**Objective:** Leave out the images; return the rest of the data exactly.
# # # # #
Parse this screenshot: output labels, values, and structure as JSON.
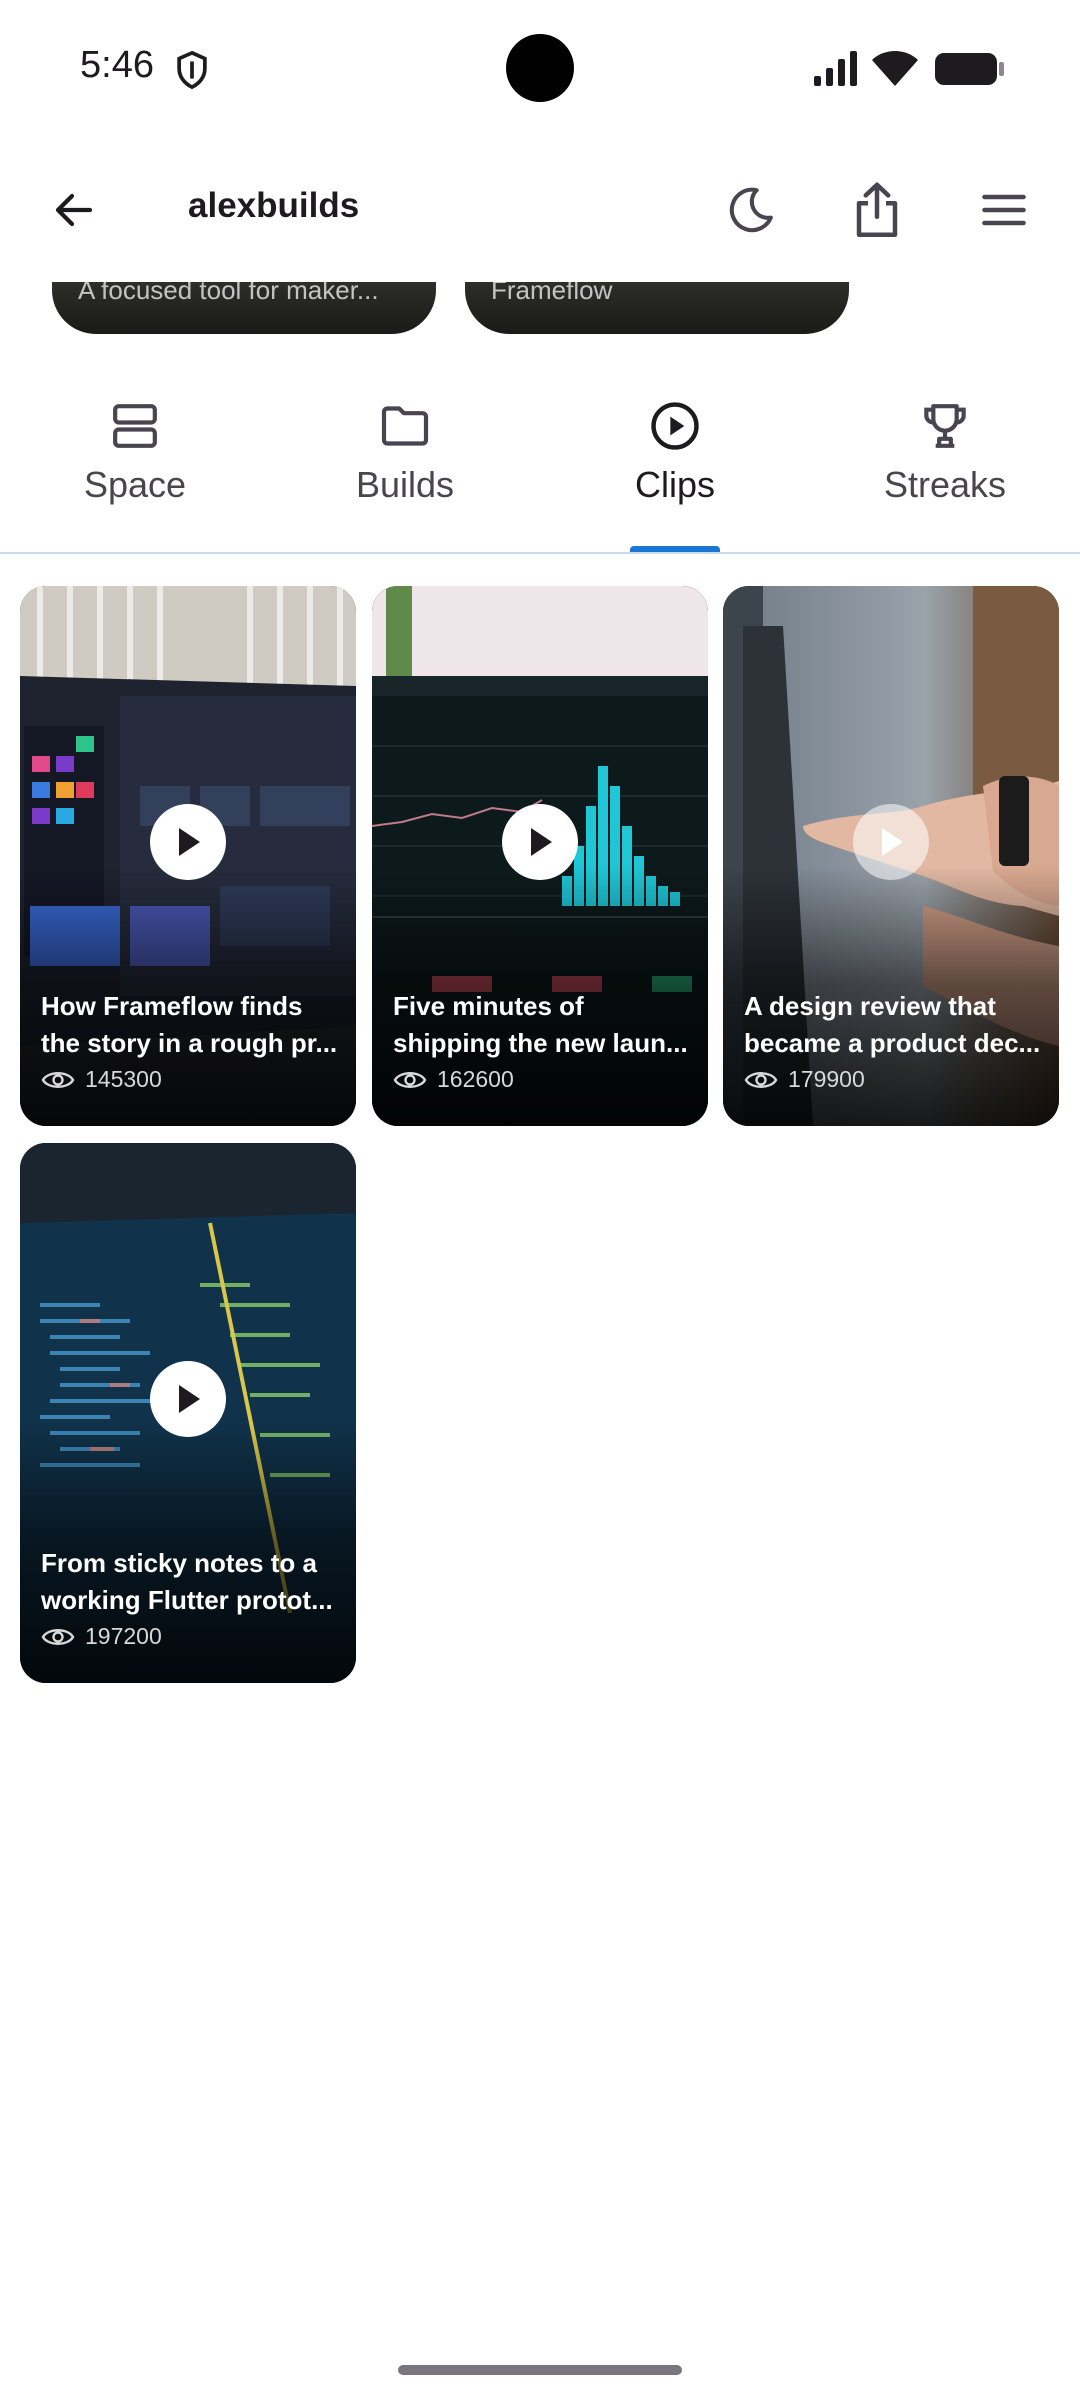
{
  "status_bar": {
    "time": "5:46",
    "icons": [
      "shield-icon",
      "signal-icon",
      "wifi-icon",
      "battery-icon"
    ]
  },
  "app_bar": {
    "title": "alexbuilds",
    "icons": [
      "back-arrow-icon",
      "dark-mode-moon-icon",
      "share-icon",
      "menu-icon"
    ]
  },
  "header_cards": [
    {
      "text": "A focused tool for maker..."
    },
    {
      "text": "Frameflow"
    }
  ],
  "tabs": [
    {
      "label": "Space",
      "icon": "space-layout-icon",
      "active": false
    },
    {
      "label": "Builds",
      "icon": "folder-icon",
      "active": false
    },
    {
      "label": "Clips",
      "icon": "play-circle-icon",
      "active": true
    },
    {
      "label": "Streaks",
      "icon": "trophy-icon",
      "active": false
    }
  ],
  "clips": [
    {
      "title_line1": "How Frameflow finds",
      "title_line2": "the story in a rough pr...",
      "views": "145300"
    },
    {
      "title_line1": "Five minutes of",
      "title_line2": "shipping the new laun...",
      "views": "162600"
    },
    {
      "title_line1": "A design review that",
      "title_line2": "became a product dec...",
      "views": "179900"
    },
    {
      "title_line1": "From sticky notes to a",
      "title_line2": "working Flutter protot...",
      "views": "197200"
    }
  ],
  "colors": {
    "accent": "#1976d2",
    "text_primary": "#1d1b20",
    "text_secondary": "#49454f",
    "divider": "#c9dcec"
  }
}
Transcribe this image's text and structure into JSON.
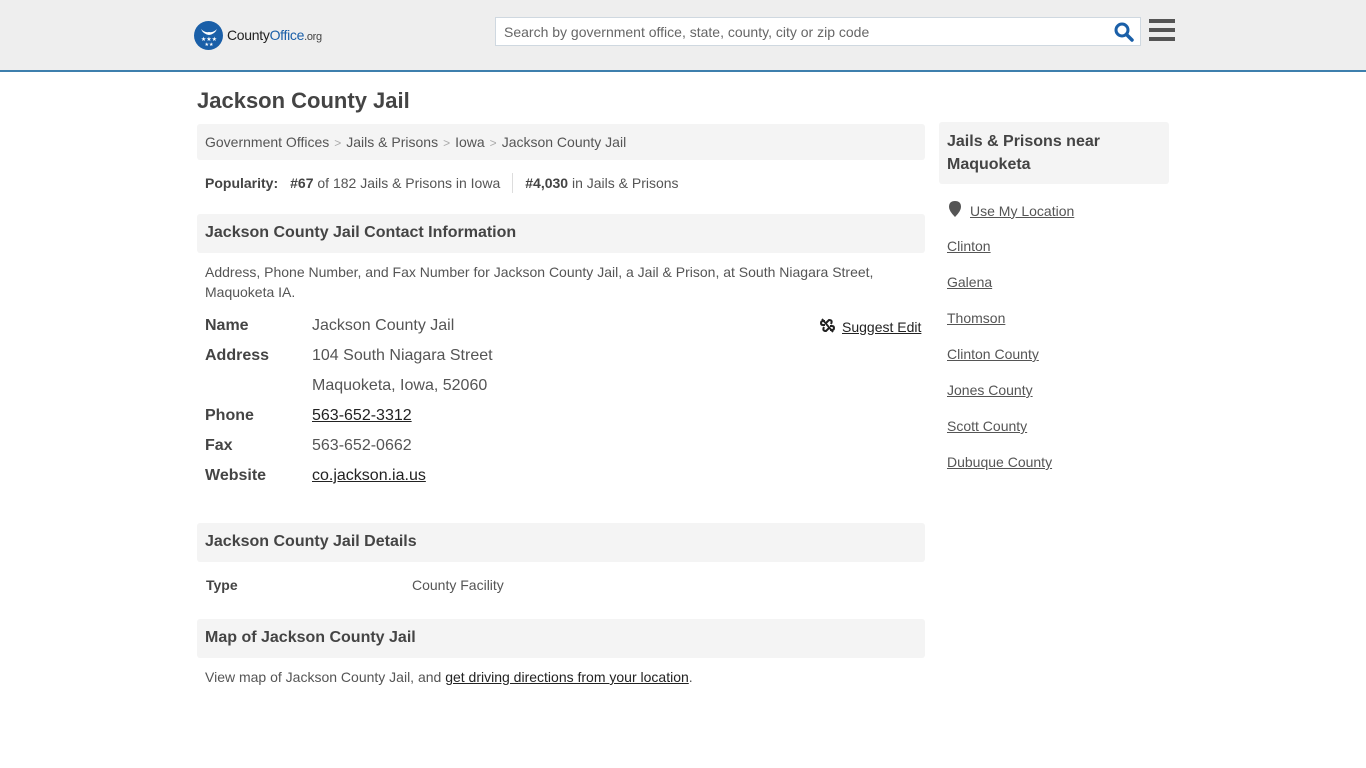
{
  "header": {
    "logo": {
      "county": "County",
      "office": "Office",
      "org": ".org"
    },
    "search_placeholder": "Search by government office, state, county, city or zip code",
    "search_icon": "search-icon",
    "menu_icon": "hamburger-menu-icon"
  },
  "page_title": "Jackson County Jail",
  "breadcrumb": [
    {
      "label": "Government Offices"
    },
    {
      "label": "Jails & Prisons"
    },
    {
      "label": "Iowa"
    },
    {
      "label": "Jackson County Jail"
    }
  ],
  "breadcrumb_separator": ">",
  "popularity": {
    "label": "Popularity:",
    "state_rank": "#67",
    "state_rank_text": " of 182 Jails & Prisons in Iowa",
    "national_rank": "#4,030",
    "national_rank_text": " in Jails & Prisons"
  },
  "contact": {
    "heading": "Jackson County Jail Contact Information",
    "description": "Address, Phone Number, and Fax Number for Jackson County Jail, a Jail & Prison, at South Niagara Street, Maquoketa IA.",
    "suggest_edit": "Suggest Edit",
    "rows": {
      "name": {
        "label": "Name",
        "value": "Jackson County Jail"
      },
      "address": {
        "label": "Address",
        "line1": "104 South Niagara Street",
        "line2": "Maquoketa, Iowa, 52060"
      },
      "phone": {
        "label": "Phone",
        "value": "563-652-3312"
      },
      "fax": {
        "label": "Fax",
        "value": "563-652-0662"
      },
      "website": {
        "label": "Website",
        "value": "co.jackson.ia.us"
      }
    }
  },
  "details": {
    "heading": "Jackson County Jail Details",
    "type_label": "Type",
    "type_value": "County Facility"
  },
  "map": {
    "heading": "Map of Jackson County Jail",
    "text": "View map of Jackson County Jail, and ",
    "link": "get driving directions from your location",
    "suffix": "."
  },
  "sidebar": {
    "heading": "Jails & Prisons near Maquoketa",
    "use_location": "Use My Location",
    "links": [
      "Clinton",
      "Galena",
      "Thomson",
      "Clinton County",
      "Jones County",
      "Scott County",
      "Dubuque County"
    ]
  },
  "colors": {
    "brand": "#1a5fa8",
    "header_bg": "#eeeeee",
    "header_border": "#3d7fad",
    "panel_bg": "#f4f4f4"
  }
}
# # # # #
**The result:**
Parse this screenshot: output labels, values, and structure as JSON.
{
  "status_bar": {
    "time": "5:46",
    "icons": [
      "shield-icon",
      "signal-icon",
      "wifi-icon",
      "battery-icon"
    ]
  },
  "app_bar": {
    "title": "alexbuilds",
    "icons": [
      "back-arrow-icon",
      "dark-mode-moon-icon",
      "share-icon",
      "menu-icon"
    ]
  },
  "header_cards": [
    {
      "text": "A focused tool for maker..."
    },
    {
      "text": "Frameflow"
    }
  ],
  "tabs": [
    {
      "label": "Space",
      "icon": "space-layout-icon",
      "active": false
    },
    {
      "label": "Builds",
      "icon": "folder-icon",
      "active": false
    },
    {
      "label": "Clips",
      "icon": "play-circle-icon",
      "active": true
    },
    {
      "label": "Streaks",
      "icon": "trophy-icon",
      "active": false
    }
  ],
  "clips": [
    {
      "title_line1": "How Frameflow finds",
      "title_line2": "the story in a rough pr...",
      "views": "145300"
    },
    {
      "title_line1": "Five minutes of",
      "title_line2": "shipping the new laun...",
      "views": "162600"
    },
    {
      "title_line1": "A design review that",
      "title_line2": "became a product dec...",
      "views": "179900"
    },
    {
      "title_line1": "From sticky notes to a",
      "title_line2": "working Flutter protot...",
      "views": "197200"
    }
  ],
  "colors": {
    "accent": "#1976d2",
    "text_primary": "#1d1b20",
    "text_secondary": "#49454f",
    "divider": "#c9dcec"
  }
}
Transcribe this image's text and structure into JSON.
{
  "header": {
    "logo": {
      "county": "County",
      "office": "Office",
      "org": ".org"
    },
    "search_placeholder": "Search by government office, state, county, city or zip code",
    "search_icon": "search-icon",
    "menu_icon": "hamburger-menu-icon"
  },
  "page_title": "Jackson County Jail",
  "breadcrumb": [
    {
      "label": "Government Offices"
    },
    {
      "label": "Jails & Prisons"
    },
    {
      "label": "Iowa"
    },
    {
      "label": "Jackson County Jail"
    }
  ],
  "breadcrumb_separator": ">",
  "popularity": {
    "label": "Popularity:",
    "state_rank": "#67",
    "state_rank_text": " of 182 Jails & Prisons in Iowa",
    "national_rank": "#4,030",
    "national_rank_text": " in Jails & Prisons"
  },
  "contact": {
    "heading": "Jackson County Jail Contact Information",
    "description": "Address, Phone Number, and Fax Number for Jackson County Jail, a Jail & Prison, at South Niagara Street, Maquoketa IA.",
    "suggest_edit": "Suggest Edit",
    "rows": {
      "name": {
        "label": "Name",
        "value": "Jackson County Jail"
      },
      "address": {
        "label": "Address",
        "line1": "104 South Niagara Street",
        "line2": "Maquoketa, Iowa, 52060"
      },
      "phone": {
        "label": "Phone",
        "value": "563-652-3312"
      },
      "fax": {
        "label": "Fax",
        "value": "563-652-0662"
      },
      "website": {
        "label": "Website",
        "value": "co.jackson.ia.us"
      }
    }
  },
  "details": {
    "heading": "Jackson County Jail Details",
    "type_label": "Type",
    "type_value": "County Facility"
  },
  "map": {
    "heading": "Map of Jackson County Jail",
    "text": "View map of Jackson County Jail, and ",
    "link": "get driving directions from your location",
    "suffix": "."
  },
  "sidebar": {
    "heading": "Jails & Prisons near Maquoketa",
    "use_location": "Use My Location",
    "links": [
      "Clinton",
      "Galena",
      "Thomson",
      "Clinton County",
      "Jones County",
      "Scott County",
      "Dubuque County"
    ]
  },
  "colors": {
    "brand": "#1a5fa8",
    "header_bg": "#eeeeee",
    "header_border": "#3d7fad",
    "panel_bg": "#f4f4f4"
  }
}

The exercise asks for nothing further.